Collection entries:
* Start *
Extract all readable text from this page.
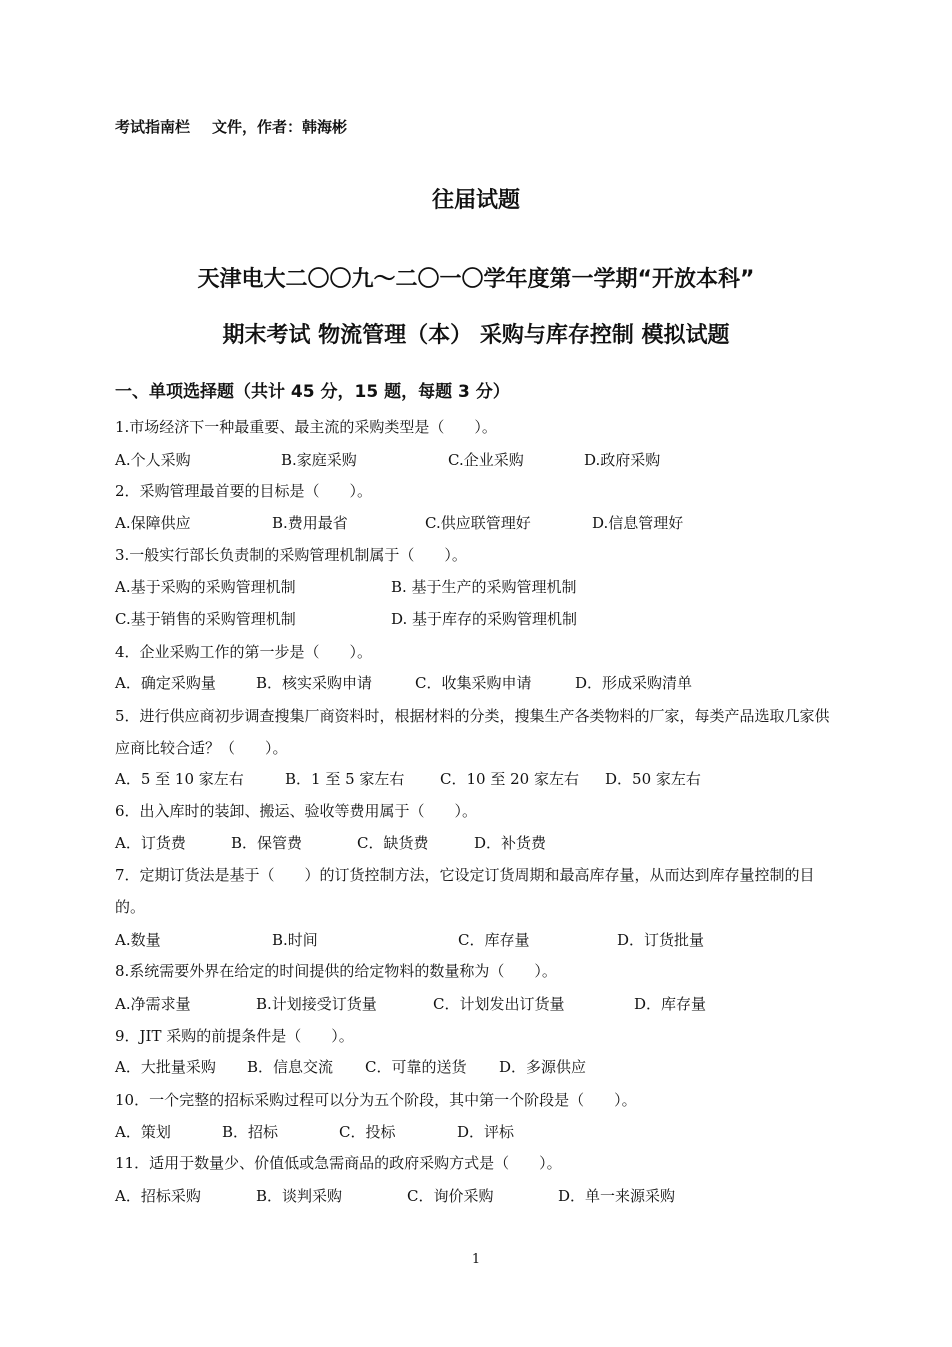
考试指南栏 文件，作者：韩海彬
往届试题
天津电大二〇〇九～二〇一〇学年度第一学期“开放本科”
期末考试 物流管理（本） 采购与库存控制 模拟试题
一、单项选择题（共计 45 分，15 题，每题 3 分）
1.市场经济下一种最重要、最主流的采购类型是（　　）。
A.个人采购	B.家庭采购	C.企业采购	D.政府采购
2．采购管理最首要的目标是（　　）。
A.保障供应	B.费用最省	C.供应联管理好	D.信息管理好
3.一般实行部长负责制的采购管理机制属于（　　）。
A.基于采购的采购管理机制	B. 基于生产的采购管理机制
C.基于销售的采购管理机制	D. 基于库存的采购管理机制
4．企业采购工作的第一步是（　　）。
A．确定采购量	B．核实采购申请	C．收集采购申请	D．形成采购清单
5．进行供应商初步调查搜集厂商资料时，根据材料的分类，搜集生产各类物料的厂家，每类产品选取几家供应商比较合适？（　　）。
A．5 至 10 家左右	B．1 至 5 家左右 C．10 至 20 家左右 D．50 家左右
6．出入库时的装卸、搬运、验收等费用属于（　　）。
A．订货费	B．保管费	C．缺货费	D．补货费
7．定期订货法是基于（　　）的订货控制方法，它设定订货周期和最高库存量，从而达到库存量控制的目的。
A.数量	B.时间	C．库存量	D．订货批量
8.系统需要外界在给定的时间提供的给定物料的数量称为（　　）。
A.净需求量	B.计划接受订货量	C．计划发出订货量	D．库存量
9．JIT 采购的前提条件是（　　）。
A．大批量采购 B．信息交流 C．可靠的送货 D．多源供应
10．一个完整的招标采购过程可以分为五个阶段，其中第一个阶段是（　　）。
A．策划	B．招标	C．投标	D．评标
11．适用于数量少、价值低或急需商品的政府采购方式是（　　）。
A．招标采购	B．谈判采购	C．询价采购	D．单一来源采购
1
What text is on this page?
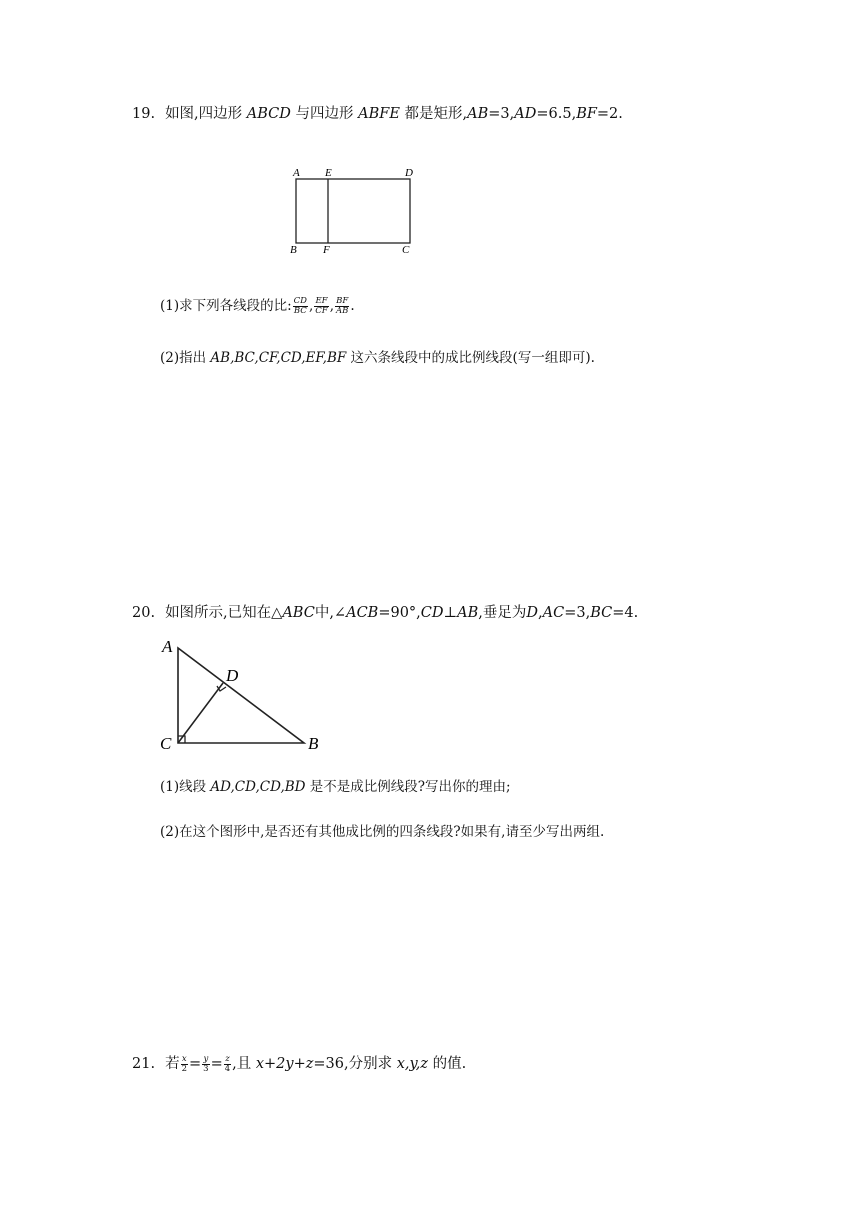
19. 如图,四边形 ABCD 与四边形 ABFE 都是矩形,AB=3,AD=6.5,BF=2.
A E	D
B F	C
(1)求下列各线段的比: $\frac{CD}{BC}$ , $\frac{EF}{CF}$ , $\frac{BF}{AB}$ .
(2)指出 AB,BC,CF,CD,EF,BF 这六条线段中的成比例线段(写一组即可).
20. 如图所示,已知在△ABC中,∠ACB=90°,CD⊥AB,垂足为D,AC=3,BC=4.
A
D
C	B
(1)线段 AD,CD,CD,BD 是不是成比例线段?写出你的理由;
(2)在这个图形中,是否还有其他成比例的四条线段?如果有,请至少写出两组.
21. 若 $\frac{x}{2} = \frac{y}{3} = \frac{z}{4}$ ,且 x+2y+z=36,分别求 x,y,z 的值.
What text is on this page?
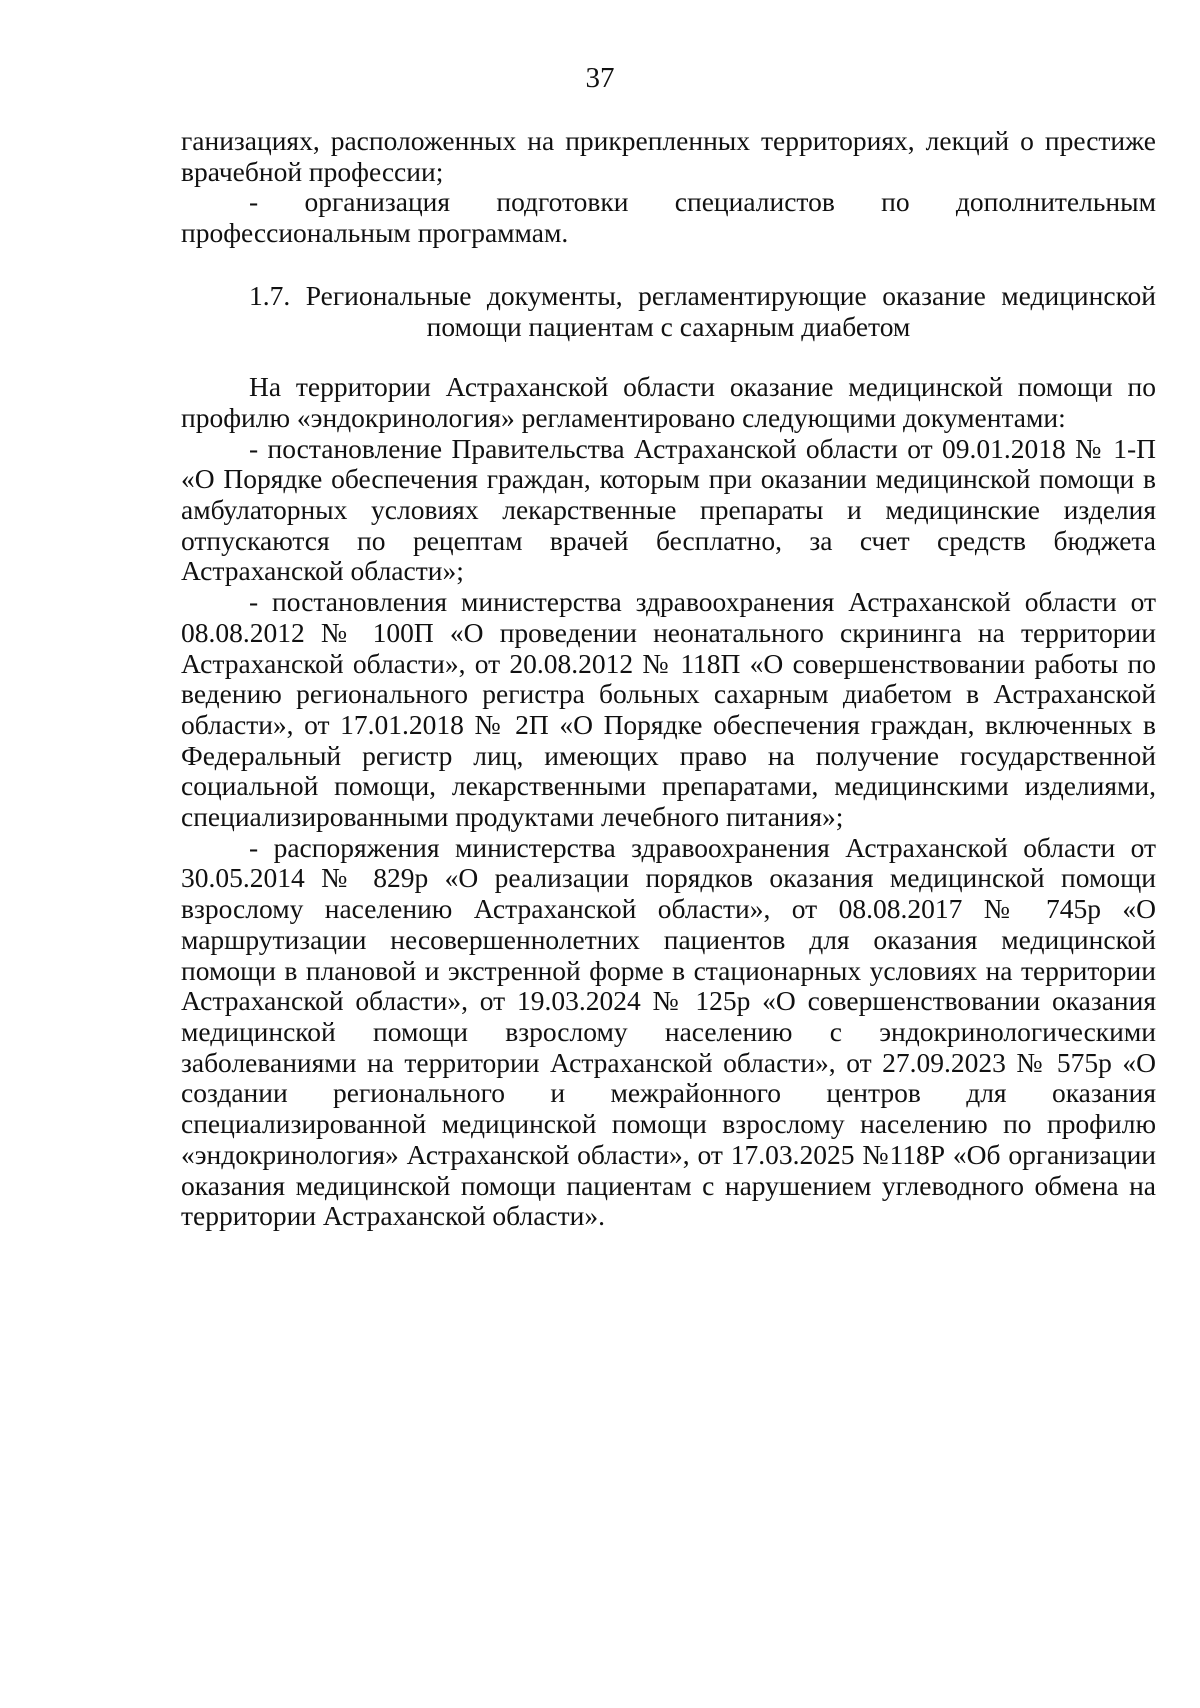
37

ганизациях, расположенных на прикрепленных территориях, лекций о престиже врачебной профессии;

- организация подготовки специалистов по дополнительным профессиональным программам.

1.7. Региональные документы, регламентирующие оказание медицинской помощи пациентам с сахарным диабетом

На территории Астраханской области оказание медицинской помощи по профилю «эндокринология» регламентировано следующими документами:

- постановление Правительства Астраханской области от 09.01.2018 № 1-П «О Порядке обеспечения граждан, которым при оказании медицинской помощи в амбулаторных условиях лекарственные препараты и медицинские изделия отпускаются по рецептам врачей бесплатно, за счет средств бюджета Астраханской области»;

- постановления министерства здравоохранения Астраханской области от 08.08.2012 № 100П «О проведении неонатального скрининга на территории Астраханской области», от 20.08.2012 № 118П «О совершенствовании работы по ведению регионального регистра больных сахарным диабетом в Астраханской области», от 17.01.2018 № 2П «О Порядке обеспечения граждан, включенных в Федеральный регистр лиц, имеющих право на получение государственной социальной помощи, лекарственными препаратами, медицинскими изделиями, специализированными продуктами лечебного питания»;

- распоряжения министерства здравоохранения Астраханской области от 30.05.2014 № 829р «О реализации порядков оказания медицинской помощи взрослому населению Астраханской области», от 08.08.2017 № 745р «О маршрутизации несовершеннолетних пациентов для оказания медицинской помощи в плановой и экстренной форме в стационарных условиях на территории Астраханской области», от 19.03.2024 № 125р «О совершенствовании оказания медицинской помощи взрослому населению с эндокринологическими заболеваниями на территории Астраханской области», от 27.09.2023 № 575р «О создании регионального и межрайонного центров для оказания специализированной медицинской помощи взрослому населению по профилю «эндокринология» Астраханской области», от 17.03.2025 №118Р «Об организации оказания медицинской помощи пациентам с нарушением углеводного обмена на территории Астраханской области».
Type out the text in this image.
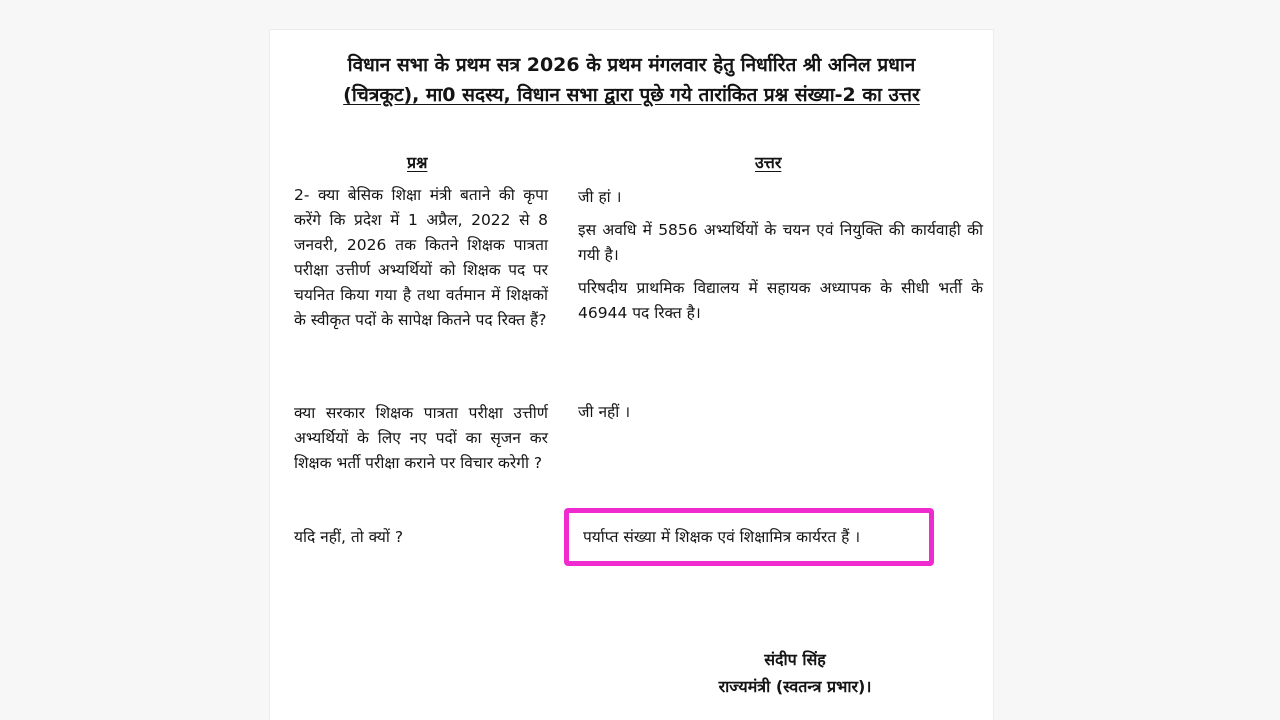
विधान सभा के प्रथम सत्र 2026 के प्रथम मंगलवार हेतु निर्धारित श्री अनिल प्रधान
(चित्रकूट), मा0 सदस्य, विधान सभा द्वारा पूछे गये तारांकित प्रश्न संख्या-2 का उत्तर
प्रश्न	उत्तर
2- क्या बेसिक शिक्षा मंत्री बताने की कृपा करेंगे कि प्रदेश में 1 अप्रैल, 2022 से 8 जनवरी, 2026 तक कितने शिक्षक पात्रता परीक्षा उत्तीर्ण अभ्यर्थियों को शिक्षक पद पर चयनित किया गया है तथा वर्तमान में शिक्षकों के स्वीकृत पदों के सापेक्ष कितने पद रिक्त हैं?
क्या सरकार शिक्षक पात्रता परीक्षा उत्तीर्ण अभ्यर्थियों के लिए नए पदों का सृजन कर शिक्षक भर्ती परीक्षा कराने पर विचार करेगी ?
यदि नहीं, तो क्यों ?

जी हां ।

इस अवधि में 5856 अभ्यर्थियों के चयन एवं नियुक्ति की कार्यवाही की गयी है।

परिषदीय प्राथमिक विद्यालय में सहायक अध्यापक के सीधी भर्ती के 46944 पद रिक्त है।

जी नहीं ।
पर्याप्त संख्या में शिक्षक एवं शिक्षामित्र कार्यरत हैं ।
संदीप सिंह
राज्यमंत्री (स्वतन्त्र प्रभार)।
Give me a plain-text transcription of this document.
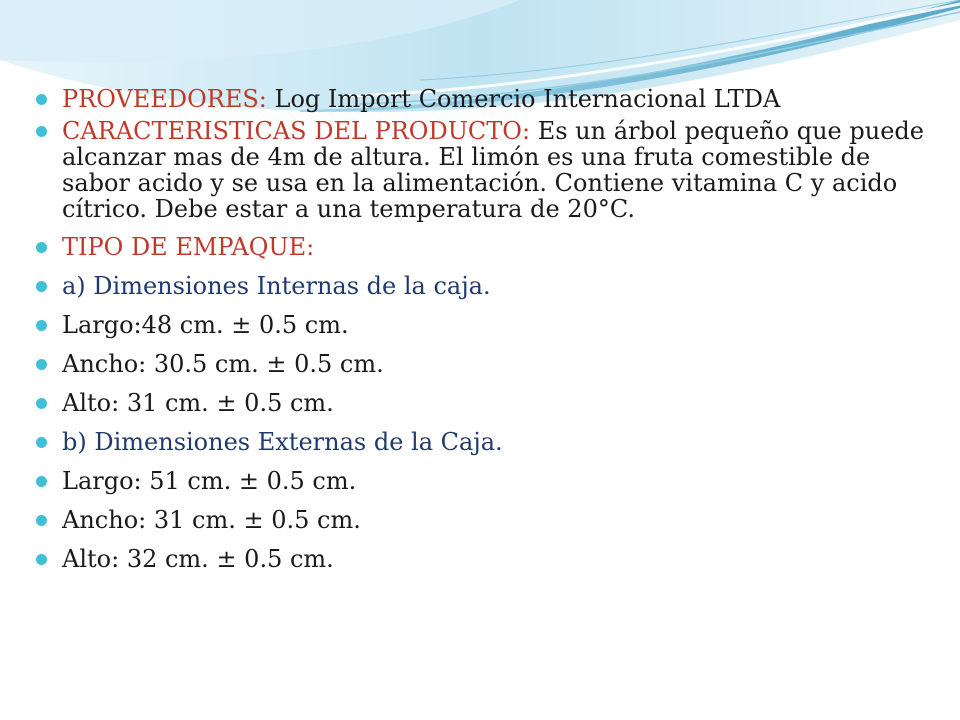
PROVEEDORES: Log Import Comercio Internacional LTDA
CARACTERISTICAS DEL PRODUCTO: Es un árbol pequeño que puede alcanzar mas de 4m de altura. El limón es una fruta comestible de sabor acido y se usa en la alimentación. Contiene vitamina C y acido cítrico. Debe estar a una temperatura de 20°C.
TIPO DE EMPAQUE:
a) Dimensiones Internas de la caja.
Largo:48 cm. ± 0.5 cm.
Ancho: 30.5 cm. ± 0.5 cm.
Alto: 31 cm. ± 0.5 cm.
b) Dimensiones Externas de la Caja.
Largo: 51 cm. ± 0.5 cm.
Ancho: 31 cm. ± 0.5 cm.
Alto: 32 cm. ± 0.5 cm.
* End *
▸ **TASK GOAL**:
Pick out the lines that contain "text" and copy them.

▸ **ANSWER**:
Extract all readable text from this page.
What text is on this page?
What text is on this page?
Type out the text in this image.
Give me a plain-text transcription of this document.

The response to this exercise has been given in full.